• [Requirement]: Below are records; work out how many of their lines contain the word "Pandemics" and reply with the number only.

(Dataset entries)

======

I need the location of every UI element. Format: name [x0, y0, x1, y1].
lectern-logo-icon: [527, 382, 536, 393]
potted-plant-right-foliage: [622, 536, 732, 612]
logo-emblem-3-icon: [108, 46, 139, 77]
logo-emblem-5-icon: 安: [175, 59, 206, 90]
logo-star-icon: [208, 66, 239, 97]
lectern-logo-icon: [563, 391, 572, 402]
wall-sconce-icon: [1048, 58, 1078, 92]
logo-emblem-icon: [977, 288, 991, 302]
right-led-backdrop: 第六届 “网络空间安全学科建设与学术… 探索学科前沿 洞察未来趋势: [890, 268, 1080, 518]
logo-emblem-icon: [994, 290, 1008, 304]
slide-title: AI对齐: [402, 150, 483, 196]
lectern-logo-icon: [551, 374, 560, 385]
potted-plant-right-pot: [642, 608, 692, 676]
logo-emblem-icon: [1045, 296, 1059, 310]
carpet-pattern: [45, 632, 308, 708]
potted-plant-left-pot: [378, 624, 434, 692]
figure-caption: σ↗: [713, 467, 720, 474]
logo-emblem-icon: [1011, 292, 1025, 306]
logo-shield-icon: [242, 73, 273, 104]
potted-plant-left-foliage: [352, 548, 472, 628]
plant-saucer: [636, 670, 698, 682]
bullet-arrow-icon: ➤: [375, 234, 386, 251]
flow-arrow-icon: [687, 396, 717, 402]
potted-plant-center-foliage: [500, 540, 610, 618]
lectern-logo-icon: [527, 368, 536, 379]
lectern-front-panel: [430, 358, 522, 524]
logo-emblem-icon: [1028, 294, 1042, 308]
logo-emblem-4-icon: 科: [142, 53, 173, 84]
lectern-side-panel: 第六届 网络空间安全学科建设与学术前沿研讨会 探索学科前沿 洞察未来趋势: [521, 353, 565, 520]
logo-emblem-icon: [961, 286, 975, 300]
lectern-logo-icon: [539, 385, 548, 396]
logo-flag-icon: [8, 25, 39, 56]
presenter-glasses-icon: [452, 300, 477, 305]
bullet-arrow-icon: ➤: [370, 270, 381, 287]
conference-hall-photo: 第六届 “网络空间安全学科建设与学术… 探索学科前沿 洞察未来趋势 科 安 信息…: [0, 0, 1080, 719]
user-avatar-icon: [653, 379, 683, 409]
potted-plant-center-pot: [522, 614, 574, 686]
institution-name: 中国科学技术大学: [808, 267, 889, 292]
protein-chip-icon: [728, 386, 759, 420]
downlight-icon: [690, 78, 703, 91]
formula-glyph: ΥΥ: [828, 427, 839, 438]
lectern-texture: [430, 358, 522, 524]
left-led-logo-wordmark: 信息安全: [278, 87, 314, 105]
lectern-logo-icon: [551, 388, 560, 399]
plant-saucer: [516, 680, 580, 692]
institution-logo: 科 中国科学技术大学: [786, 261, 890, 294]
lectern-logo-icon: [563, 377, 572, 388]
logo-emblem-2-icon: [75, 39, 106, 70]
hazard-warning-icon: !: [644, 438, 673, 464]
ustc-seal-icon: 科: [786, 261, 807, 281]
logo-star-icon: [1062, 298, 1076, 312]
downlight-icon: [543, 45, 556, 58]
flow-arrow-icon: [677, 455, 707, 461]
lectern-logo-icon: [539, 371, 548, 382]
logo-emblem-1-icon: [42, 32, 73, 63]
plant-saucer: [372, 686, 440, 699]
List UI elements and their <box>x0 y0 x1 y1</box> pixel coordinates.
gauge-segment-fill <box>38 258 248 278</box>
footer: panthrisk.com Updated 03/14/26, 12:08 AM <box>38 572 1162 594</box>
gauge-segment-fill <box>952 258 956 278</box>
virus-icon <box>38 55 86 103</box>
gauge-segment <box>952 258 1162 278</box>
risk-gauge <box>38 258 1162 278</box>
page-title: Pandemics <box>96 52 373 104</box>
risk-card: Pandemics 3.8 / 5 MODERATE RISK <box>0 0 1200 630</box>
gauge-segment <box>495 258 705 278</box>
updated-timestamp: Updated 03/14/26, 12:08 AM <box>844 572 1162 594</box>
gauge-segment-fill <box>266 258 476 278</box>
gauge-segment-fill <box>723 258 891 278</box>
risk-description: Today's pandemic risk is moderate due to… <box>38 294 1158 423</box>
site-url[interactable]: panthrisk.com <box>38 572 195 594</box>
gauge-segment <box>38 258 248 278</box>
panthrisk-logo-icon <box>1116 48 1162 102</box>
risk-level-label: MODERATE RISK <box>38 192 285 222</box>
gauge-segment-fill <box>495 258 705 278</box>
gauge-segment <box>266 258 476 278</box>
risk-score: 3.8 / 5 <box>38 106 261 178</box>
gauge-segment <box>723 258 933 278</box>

======

• [Reply]: 2